Aim of the exercise: What is needed here is an exact copy of every entry.

Provided information:

┏━━

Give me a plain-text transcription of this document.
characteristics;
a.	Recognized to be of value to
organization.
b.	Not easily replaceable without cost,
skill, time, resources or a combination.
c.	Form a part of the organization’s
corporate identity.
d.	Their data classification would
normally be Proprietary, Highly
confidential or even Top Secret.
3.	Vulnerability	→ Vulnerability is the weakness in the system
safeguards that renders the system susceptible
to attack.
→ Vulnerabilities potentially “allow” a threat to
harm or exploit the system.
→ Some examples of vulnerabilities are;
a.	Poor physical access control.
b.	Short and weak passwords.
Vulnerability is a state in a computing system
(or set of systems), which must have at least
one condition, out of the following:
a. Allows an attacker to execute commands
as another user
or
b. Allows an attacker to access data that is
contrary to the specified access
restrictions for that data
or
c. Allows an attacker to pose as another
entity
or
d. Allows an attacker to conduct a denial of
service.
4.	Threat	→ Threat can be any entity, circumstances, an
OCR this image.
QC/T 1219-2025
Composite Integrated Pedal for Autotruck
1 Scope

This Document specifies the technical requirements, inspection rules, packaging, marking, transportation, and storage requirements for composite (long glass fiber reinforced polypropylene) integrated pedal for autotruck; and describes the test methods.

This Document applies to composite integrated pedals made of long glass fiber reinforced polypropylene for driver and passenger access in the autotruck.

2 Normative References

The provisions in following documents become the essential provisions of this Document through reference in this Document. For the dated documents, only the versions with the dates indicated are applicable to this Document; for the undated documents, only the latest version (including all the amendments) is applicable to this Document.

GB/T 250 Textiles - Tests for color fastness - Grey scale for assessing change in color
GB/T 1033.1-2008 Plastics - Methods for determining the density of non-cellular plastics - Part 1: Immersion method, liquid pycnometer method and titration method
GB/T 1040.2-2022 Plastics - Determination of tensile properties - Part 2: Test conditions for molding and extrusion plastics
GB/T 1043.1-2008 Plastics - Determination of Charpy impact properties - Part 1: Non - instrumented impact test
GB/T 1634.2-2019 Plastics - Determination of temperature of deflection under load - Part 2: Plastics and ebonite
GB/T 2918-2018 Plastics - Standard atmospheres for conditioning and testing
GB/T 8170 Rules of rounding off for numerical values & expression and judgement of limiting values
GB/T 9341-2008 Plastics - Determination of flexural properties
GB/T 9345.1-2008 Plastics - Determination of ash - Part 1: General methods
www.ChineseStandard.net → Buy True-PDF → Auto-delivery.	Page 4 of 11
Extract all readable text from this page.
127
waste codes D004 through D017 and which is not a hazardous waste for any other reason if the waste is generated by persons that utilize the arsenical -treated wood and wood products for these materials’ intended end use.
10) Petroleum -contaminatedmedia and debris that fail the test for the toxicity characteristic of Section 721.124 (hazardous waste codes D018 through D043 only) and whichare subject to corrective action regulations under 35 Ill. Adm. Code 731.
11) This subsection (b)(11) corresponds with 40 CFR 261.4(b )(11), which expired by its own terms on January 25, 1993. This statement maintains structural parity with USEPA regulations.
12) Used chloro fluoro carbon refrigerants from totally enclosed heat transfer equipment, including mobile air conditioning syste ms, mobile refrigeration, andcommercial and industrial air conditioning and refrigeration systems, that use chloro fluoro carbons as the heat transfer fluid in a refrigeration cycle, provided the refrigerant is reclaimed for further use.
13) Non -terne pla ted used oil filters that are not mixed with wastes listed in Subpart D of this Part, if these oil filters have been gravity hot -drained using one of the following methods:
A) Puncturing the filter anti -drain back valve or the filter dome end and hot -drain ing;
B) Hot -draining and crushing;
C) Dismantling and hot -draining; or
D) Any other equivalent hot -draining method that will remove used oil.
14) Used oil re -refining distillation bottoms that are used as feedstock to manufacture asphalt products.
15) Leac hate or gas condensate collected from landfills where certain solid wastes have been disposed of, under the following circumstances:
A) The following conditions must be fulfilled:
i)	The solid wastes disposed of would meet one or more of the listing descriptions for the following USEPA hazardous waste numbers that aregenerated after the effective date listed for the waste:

┗━━

Exercise result:
Give me a plain-text transcription of this document.
characteristics;
a.	Recognized to be of value to
organization.
b.	Not easily replaceable without cost,
skill, time, resources or a combination.
c.	Form a part of the organization’s
corporate identity.
d.	Their data classification would
normally be Proprietary, Highly
confidential or even Top Secret.
3.	Vulnerability	→ Vulnerability is the weakness in the system
safeguards that renders the system susceptible
to attack.
→ Vulnerabilities potentially “allow” a threat to
harm or exploit the system.
→ Some examples of vulnerabilities are;
a.	Poor physical access control.
b.	Short and weak passwords.
Vulnerability is a state in a computing system
(or set of systems), which must have at least
one condition, out of the following:
a. Allows an attacker to execute commands
as another user
or
b. Allows an attacker to access data that is
contrary to the specified access
restrictions for that data
or
c. Allows an attacker to pose as another
entity
or
d. Allows an attacker to conduct a denial of
service.
4.	Threat	→ Threat can be any entity, circumstances, an
OCR this image.
QC/T 1219-2025
Composite Integrated Pedal for Autotruck
1 Scope

This Document specifies the technical requirements, inspection rules, packaging, marking, transportation, and storage requirements for composite (long glass fiber reinforced polypropylene) integrated pedal for autotruck; and describes the test methods.

This Document applies to composite integrated pedals made of long glass fiber reinforced polypropylene for driver and passenger access in the autotruck.

2 Normative References

The provisions in following documents become the essential provisions of this Document through reference in this Document. For the dated documents, only the versions with the dates indicated are applicable to this Document; for the undated documents, only the latest version (including all the amendments) is applicable to this Document.

GB/T 250 Textiles - Tests for color fastness - Grey scale for assessing change in color
GB/T 1033.1-2008 Plastics - Methods for determining the density of non-cellular plastics - Part 1: Immersion method, liquid pycnometer method and titration method
GB/T 1040.2-2022 Plastics - Determination of tensile properties - Part 2: Test conditions for molding and extrusion plastics
GB/T 1043.1-2008 Plastics - Determination of Charpy impact properties - Part 1: Non - instrumented impact test
GB/T 1634.2-2019 Plastics - Determination of temperature of deflection under load - Part 2: Plastics and ebonite
GB/T 2918-2018 Plastics - Standard atmospheres for conditioning and testing
GB/T 8170 Rules of rounding off for numerical values & expression and judgement of limiting values
GB/T 9341-2008 Plastics - Determination of flexural properties
GB/T 9345.1-2008 Plastics - Determination of ash - Part 1: General methods
www.ChineseStandard.net → Buy True-PDF → Auto-delivery.	Page 4 of 11
Extract all readable text from this page.
127
waste codes D004 through D017 and which is not a hazardous waste for any other reason if the waste is generated by persons that utilize the arsenical -treated wood and wood products for these materials’ intended end use.
10) Petroleum -contaminatedmedia and debris that fail the test for the toxicity characteristic of Section 721.124 (hazardous waste codes D018 through D043 only) and whichare subject to corrective action regulations under 35 Ill. Adm. Code 731.
11) This subsection (b)(11) corresponds with 40 CFR 261.4(b )(11), which expired by its own terms on January 25, 1993. This statement maintains structural parity with USEPA regulations.
12) Used chloro fluoro carbon refrigerants from totally enclosed heat transfer equipment, including mobile air conditioning syste ms, mobile refrigeration, andcommercial and industrial air conditioning and refrigeration systems, that use chloro fluoro carbons as the heat transfer fluid in a refrigeration cycle, provided the refrigerant is reclaimed for further use.
13) Non -terne pla ted used oil filters that are not mixed with wastes listed in Subpart D of this Part, if these oil filters have been gravity hot -drained using one of the following methods:
A) Puncturing the filter anti -drain back valve or the filter dome end and hot -drain ing;
B) Hot -draining and crushing;
C) Dismantling and hot -draining; or
D) Any other equivalent hot -draining method that will remove used oil.
14) Used oil re -refining distillation bottoms that are used as feedstock to manufacture asphalt products.
15) Leac hate or gas condensate collected from landfills where certain solid wastes have been disposed of, under the following circumstances:
A) The following conditions must be fulfilled:
i)	The solid wastes disposed of would meet one or more of the listing descriptions for the following USEPA hazardous waste numbers that aregenerated after the effective date listed for the waste:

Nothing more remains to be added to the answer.